◆ Exercise instructions: Extract every entry word for word. Skip the pictures.

[begin The data]

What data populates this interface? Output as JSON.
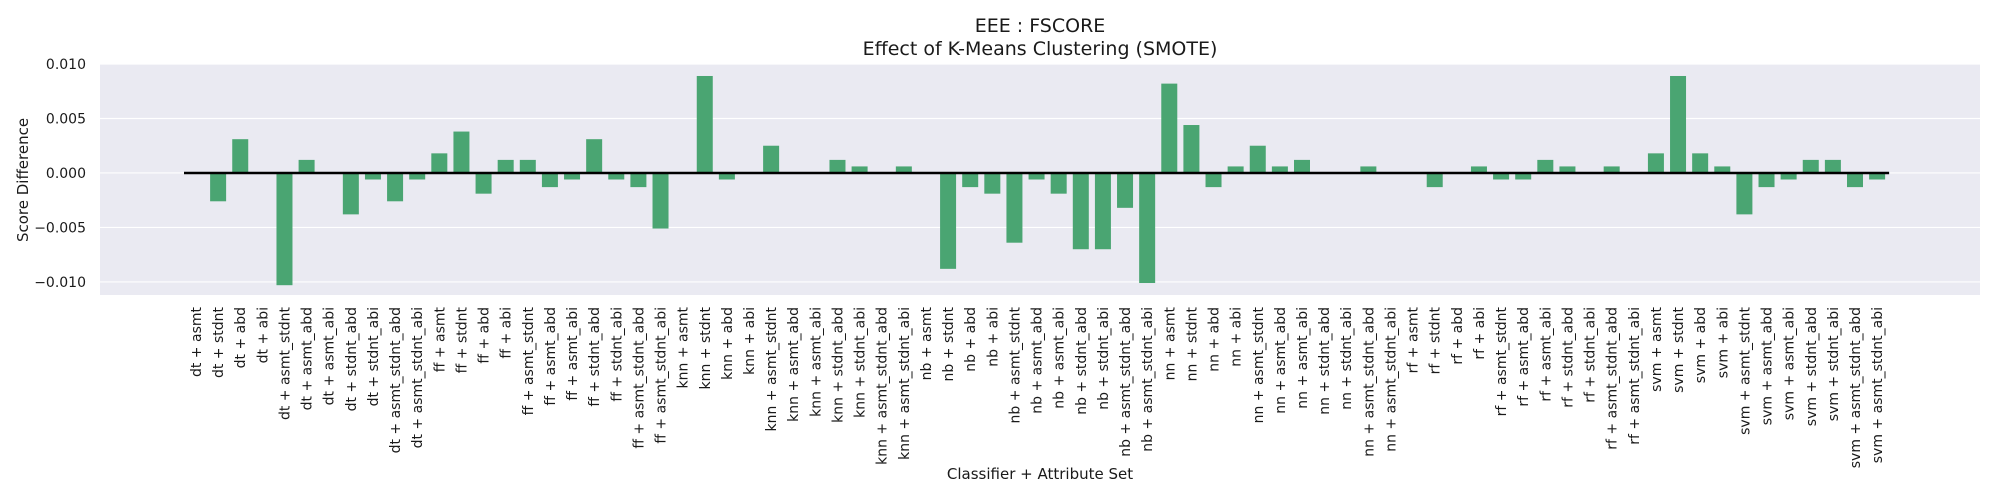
{
  "chart_data": {
    "type": "bar",
    "title": "EEE : FSCORE",
    "subtitle": "Effect of K-Means Clustering (SMOTE)",
    "xlabel": "Classifier + Attribute Set",
    "ylabel": "Score Difference",
    "ylim": [
      -0.0112,
      0.01
    ],
    "yticks": [
      0.01,
      0.005,
      0.0,
      -0.005,
      -0.01
    ],
    "ytick_labels": [
      "0.010",
      "0.005",
      "0.000",
      "−0.005",
      "−0.010"
    ],
    "grid": true,
    "bar_color": "#4aa572",
    "background_color": "#eaeaf2",
    "zero_line_color": "#000000",
    "categories": [
      "dt + asmt",
      "dt + stdnt",
      "dt + abd",
      "dt + abi",
      "dt + asmt_stdnt",
      "dt + asmt_abd",
      "dt + asmt_abi",
      "dt + stdnt_abd",
      "dt + stdnt_abi",
      "dt + asmt_stdnt_abd",
      "dt + asmt_stdnt_abi",
      "ff + asmt",
      "ff + stdnt",
      "ff + abd",
      "ff + abi",
      "ff + asmt_stdnt",
      "ff + asmt_abd",
      "ff + asmt_abi",
      "ff + stdnt_abd",
      "ff + stdnt_abi",
      "ff + asmt_stdnt_abd",
      "ff + asmt_stdnt_abi",
      "knn + asmt",
      "knn + stdnt",
      "knn + abd",
      "knn + abi",
      "knn + asmt_stdnt",
      "knn + asmt_abd",
      "knn + asmt_abi",
      "knn + stdnt_abd",
      "knn + stdnt_abi",
      "knn + asmt_stdnt_abd",
      "knn + asmt_stdnt_abi",
      "nb + asmt",
      "nb + stdnt",
      "nb + abd",
      "nb + abi",
      "nb + asmt_stdnt",
      "nb + asmt_abd",
      "nb + asmt_abi",
      "nb + stdnt_abd",
      "nb + stdnt_abi",
      "nb + asmt_stdnt_abd",
      "nb + asmt_stdnt_abi",
      "nn + asmt",
      "nn + stdnt",
      "nn + abd",
      "nn + abi",
      "nn + asmt_stdnt",
      "nn + asmt_abd",
      "nn + asmt_abi",
      "nn + stdnt_abd",
      "nn + stdnt_abi",
      "nn + asmt_stdnt_abd",
      "nn + asmt_stdnt_abi",
      "rf + asmt",
      "rf + stdnt",
      "rf + abd",
      "rf + abi",
      "rf + asmt_stdnt",
      "rf + asmt_abd",
      "rf + asmt_abi",
      "rf + stdnt_abd",
      "rf + stdnt_abi",
      "rf + asmt_stdnt_abd",
      "rf + asmt_stdnt_abi",
      "svm + asmt",
      "svm + stdnt",
      "svm + abd",
      "svm + abi",
      "svm + asmt_stdnt",
      "svm + asmt_abd",
      "svm + asmt_abi",
      "svm + stdnt_abd",
      "svm + stdnt_abi",
      "svm + asmt_stdnt_abd",
      "svm + asmt_stdnt_abi"
    ],
    "values": [
      0.0,
      -0.0026,
      0.0031,
      0.0,
      -0.0103,
      0.0012,
      0.0,
      -0.0038,
      -0.0006,
      -0.0026,
      -0.0006,
      0.0018,
      0.0038,
      -0.0019,
      0.0012,
      0.0012,
      -0.0013,
      -0.0006,
      0.0031,
      -0.0006,
      -0.0013,
      -0.0051,
      0.0,
      0.0089,
      -0.0006,
      0.0,
      0.0025,
      0.0,
      0.0,
      0.0012,
      0.0006,
      0.0,
      0.0006,
      0.0,
      -0.0088,
      -0.0013,
      -0.0019,
      -0.0064,
      -0.0006,
      -0.0019,
      -0.007,
      -0.007,
      -0.0032,
      -0.0101,
      0.0082,
      0.0044,
      -0.0013,
      0.0006,
      0.0025,
      0.0006,
      0.0012,
      0.0,
      0.0,
      0.0006,
      0.0,
      0.0,
      -0.0013,
      0.0,
      0.0006,
      -0.0006,
      -0.0006,
      0.0012,
      0.0006,
      0.0,
      0.0006,
      0.0,
      0.0018,
      0.0089,
      0.0018,
      0.0006,
      -0.0038,
      -0.0013,
      -0.0006,
      0.0012,
      0.0012,
      -0.0013,
      -0.0006
    ]
  }
}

[end The data]

◆ Full solution:
What data populates this interface? Output as JSON.
{
  "chart_data": {
    "type": "bar",
    "title": "EEE : FSCORE",
    "subtitle": "Effect of K-Means Clustering (SMOTE)",
    "xlabel": "Classifier + Attribute Set",
    "ylabel": "Score Difference",
    "ylim": [
      -0.0112,
      0.01
    ],
    "yticks": [
      0.01,
      0.005,
      0.0,
      -0.005,
      -0.01
    ],
    "ytick_labels": [
      "0.010",
      "0.005",
      "0.000",
      "−0.005",
      "−0.010"
    ],
    "grid": true,
    "bar_color": "#4aa572",
    "background_color": "#eaeaf2",
    "zero_line_color": "#000000",
    "categories": [
      "dt + asmt",
      "dt + stdnt",
      "dt + abd",
      "dt + abi",
      "dt + asmt_stdnt",
      "dt + asmt_abd",
      "dt + asmt_abi",
      "dt + stdnt_abd",
      "dt + stdnt_abi",
      "dt + asmt_stdnt_abd",
      "dt + asmt_stdnt_abi",
      "ff + asmt",
      "ff + stdnt",
      "ff + abd",
      "ff + abi",
      "ff + asmt_stdnt",
      "ff + asmt_abd",
      "ff + asmt_abi",
      "ff + stdnt_abd",
      "ff + stdnt_abi",
      "ff + asmt_stdnt_abd",
      "ff + asmt_stdnt_abi",
      "knn + asmt",
      "knn + stdnt",
      "knn + abd",
      "knn + abi",
      "knn + asmt_stdnt",
      "knn + asmt_abd",
      "knn + asmt_abi",
      "knn + stdnt_abd",
      "knn + stdnt_abi",
      "knn + asmt_stdnt_abd",
      "knn + asmt_stdnt_abi",
      "nb + asmt",
      "nb + stdnt",
      "nb + abd",
      "nb + abi",
      "nb + asmt_stdnt",
      "nb + asmt_abd",
      "nb + asmt_abi",
      "nb + stdnt_abd",
      "nb + stdnt_abi",
      "nb + asmt_stdnt_abd",
      "nb + asmt_stdnt_abi",
      "nn + asmt",
      "nn + stdnt",
      "nn + abd",
      "nn + abi",
      "nn + asmt_stdnt",
      "nn + asmt_abd",
      "nn + asmt_abi",
      "nn + stdnt_abd",
      "nn + stdnt_abi",
      "nn + asmt_stdnt_abd",
      "nn + asmt_stdnt_abi",
      "rf + asmt",
      "rf + stdnt",
      "rf + abd",
      "rf + abi",
      "rf + asmt_stdnt",
      "rf + asmt_abd",
      "rf + asmt_abi",
      "rf + stdnt_abd",
      "rf + stdnt_abi",
      "rf + asmt_stdnt_abd",
      "rf + asmt_stdnt_abi",
      "svm + asmt",
      "svm + stdnt",
      "svm + abd",
      "svm + abi",
      "svm + asmt_stdnt",
      "svm + asmt_abd",
      "svm + asmt_abi",
      "svm + stdnt_abd",
      "svm + stdnt_abi",
      "svm + asmt_stdnt_abd",
      "svm + asmt_stdnt_abi"
    ],
    "values": [
      0.0,
      -0.0026,
      0.0031,
      0.0,
      -0.0103,
      0.0012,
      0.0,
      -0.0038,
      -0.0006,
      -0.0026,
      -0.0006,
      0.0018,
      0.0038,
      -0.0019,
      0.0012,
      0.0012,
      -0.0013,
      -0.0006,
      0.0031,
      -0.0006,
      -0.0013,
      -0.0051,
      0.0,
      0.0089,
      -0.0006,
      0.0,
      0.0025,
      0.0,
      0.0,
      0.0012,
      0.0006,
      0.0,
      0.0006,
      0.0,
      -0.0088,
      -0.0013,
      -0.0019,
      -0.0064,
      -0.0006,
      -0.0019,
      -0.007,
      -0.007,
      -0.0032,
      -0.0101,
      0.0082,
      0.0044,
      -0.0013,
      0.0006,
      0.0025,
      0.0006,
      0.0012,
      0.0,
      0.0,
      0.0006,
      0.0,
      0.0,
      -0.0013,
      0.0,
      0.0006,
      -0.0006,
      -0.0006,
      0.0012,
      0.0006,
      0.0,
      0.0006,
      0.0,
      0.0018,
      0.0089,
      0.0018,
      0.0006,
      -0.0038,
      -0.0013,
      -0.0006,
      0.0012,
      0.0012,
      -0.0013,
      -0.0006
    ]
  }
}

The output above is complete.